* GIVEN PASSAGE
↓↓↓
Artist: Lesia Pcholka
Title: Great Stone
Text: Michaela Geboltsberger
Photos: Lesia Pcholka
Venue: hoast, Vienna
For more than 30 years, Belarus has been ruled by a dictatorial regime whose power seems inexorable.
Criticism from Europe, support from China! This is no coincidence, as Belarus is seen as an important, if not the most important, element in the success of China‘s Silk Road initiative, through which China seeks to expand and strengthen its geopolitical influence. With the industrial park “The Great Stone,” launched in 2010 and located in Belarus, 25 km from Minsk, China has created the largest construction project in the Silk Road project to date. It has been highly praised by leader Xi Jinping and described as the pearl of the Silk Road project.
↑↑↑
* DATA LISTING
↓↓↓
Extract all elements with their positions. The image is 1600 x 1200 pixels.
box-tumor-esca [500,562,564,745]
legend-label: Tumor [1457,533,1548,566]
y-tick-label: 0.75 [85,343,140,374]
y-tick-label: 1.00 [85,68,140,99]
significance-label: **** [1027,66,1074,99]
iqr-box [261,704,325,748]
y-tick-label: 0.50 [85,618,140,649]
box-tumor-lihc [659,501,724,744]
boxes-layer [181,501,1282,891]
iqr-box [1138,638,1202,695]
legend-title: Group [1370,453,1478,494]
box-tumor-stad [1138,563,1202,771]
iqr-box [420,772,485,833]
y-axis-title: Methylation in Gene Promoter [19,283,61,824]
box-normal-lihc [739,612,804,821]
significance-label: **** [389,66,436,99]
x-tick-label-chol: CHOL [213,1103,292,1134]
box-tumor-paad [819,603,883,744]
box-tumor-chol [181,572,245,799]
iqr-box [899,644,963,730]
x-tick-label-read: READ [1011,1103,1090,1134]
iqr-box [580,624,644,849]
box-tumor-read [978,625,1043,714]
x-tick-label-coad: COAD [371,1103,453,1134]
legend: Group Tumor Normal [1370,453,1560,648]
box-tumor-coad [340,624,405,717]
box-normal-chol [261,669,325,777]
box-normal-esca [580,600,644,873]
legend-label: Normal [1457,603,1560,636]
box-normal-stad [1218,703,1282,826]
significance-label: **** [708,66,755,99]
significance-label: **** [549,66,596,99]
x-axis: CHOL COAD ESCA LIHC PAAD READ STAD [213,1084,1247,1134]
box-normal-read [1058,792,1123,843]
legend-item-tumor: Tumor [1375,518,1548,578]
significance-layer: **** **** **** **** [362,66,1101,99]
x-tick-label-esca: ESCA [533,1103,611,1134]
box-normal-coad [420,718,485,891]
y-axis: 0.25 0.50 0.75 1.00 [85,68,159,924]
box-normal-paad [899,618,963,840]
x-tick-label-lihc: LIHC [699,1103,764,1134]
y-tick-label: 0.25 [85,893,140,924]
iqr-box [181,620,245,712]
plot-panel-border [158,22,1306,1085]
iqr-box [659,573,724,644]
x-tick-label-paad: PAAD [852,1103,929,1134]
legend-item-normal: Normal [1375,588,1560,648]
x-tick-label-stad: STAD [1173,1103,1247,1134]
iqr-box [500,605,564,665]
↑↑↑
* EXERCISE INSTRUCTIONS
**A.** Answer these from the Great Stone text:
(i) What venue is listed?
(ii) In what year was the industrial park launched?
(iii) How far from Minsk is the park?
**B.** State whether each statement agrees with the Great Stone text, and quote the words that decide it:
(i) Belarus has been under a dictatorial regime for more than 30 years.
(ii) Michaela Geboltsberger took the photos.
(iii) The park was called the pearl of the Silk Road project.
Nothing in the records is used here.

* ANSWERS
**A.**
(i) hoast, Vienna
(ii) 2010
(iii) 25 km

**B.**
(i) Yes: "For more than 30 years, Belarus has been ruled by a dictatorial regime"
(ii) No: "Photos: Lesia Pcholka"
(iii) Yes: "It has been highly praised by leader Xi Jinping and described as the pearl of the Silk Road project."